• [Set exercise]:
Copy every line of the entries that includes the word "doped".

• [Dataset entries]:
+ + + + + + +

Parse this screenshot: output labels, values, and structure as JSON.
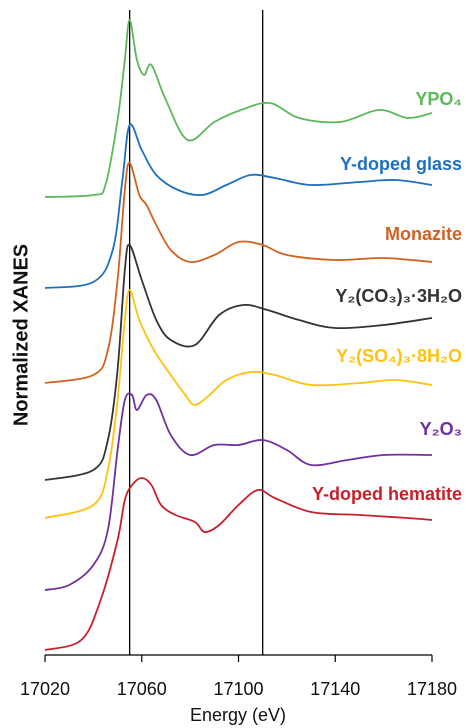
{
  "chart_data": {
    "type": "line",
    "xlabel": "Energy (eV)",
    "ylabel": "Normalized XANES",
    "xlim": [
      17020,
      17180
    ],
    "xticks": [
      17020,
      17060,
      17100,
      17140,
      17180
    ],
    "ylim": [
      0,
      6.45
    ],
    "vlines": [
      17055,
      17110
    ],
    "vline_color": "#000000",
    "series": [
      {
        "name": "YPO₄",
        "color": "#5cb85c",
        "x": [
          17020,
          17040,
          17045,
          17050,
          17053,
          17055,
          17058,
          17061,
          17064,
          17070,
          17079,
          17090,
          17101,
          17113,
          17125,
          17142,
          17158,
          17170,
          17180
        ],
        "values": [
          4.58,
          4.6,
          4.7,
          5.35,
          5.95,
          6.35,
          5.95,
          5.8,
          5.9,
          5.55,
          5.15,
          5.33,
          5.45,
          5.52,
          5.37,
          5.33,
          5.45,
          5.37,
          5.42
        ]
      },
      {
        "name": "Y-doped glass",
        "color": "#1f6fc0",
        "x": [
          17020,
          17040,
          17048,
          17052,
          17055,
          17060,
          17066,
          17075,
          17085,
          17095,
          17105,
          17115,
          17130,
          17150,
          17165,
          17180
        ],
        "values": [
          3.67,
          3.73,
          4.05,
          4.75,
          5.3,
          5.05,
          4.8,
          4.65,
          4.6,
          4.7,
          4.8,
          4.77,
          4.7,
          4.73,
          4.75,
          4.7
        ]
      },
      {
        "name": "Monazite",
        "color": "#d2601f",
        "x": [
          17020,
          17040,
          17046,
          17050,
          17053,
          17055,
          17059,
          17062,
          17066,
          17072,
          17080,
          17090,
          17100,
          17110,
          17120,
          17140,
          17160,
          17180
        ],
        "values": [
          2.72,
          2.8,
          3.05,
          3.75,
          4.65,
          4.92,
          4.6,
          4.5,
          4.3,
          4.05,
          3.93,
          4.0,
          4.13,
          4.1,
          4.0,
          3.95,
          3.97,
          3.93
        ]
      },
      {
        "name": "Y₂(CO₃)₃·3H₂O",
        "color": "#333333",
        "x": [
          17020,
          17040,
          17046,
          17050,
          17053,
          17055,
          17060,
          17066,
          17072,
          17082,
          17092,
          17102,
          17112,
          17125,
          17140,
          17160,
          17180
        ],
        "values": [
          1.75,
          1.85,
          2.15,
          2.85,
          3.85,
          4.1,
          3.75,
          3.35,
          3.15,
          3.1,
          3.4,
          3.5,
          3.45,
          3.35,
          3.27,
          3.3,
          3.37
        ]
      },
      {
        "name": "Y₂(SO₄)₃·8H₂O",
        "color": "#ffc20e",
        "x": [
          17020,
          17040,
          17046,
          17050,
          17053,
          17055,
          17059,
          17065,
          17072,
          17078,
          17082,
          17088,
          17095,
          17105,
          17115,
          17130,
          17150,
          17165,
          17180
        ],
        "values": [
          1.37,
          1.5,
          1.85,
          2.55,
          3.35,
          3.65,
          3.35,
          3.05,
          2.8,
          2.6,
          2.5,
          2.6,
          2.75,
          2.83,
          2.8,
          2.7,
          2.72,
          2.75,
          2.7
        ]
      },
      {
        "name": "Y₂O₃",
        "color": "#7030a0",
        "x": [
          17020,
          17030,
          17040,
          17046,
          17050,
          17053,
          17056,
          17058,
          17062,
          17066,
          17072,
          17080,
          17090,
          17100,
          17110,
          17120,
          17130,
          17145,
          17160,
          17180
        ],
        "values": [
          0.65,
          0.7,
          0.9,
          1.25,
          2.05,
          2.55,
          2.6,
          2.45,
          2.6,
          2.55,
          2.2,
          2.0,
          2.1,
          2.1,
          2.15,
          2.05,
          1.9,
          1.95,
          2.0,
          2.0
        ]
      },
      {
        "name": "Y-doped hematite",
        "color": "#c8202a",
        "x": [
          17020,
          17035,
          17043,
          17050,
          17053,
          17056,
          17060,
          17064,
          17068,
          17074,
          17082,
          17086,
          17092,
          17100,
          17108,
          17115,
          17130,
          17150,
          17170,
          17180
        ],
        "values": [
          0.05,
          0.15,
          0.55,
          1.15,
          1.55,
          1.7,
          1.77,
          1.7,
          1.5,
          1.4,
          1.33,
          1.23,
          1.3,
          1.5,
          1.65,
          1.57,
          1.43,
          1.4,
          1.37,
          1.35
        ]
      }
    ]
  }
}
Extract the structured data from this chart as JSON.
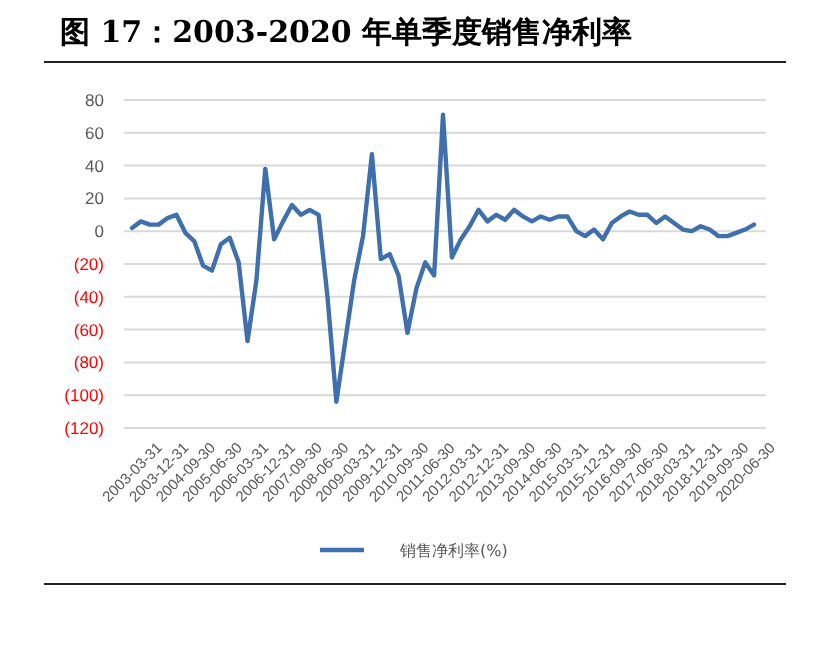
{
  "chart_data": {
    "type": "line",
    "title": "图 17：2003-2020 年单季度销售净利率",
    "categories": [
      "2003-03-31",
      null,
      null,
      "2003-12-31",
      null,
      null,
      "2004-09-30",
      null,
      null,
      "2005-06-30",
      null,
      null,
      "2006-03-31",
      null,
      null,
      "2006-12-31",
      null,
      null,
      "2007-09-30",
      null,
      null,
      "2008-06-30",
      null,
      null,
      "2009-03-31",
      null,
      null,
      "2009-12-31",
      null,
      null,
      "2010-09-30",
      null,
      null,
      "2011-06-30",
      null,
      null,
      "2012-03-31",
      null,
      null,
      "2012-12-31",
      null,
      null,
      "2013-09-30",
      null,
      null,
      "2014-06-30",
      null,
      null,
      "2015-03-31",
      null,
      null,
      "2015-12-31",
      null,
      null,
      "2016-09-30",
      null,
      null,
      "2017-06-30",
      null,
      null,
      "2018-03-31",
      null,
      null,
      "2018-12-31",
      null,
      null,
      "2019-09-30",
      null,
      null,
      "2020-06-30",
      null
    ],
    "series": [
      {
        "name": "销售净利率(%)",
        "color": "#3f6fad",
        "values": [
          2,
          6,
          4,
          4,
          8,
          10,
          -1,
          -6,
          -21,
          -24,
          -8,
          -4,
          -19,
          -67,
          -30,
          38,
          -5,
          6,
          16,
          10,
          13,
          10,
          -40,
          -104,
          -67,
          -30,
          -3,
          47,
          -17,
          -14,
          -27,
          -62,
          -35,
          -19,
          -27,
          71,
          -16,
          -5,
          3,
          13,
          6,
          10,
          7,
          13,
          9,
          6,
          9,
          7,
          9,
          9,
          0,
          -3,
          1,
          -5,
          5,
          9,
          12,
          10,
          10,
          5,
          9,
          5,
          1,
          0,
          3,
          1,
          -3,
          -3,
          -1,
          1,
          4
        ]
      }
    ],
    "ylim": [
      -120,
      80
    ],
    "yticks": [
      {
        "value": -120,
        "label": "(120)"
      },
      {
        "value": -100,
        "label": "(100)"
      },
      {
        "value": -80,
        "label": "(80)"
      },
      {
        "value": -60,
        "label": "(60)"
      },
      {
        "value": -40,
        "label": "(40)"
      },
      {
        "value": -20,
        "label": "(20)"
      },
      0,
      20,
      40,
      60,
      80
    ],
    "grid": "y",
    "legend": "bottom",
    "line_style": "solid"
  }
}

+ + + + + + +

• [Solved problem]:
        "name": "Y-doped glass",
        "name": "Y-doped hematite",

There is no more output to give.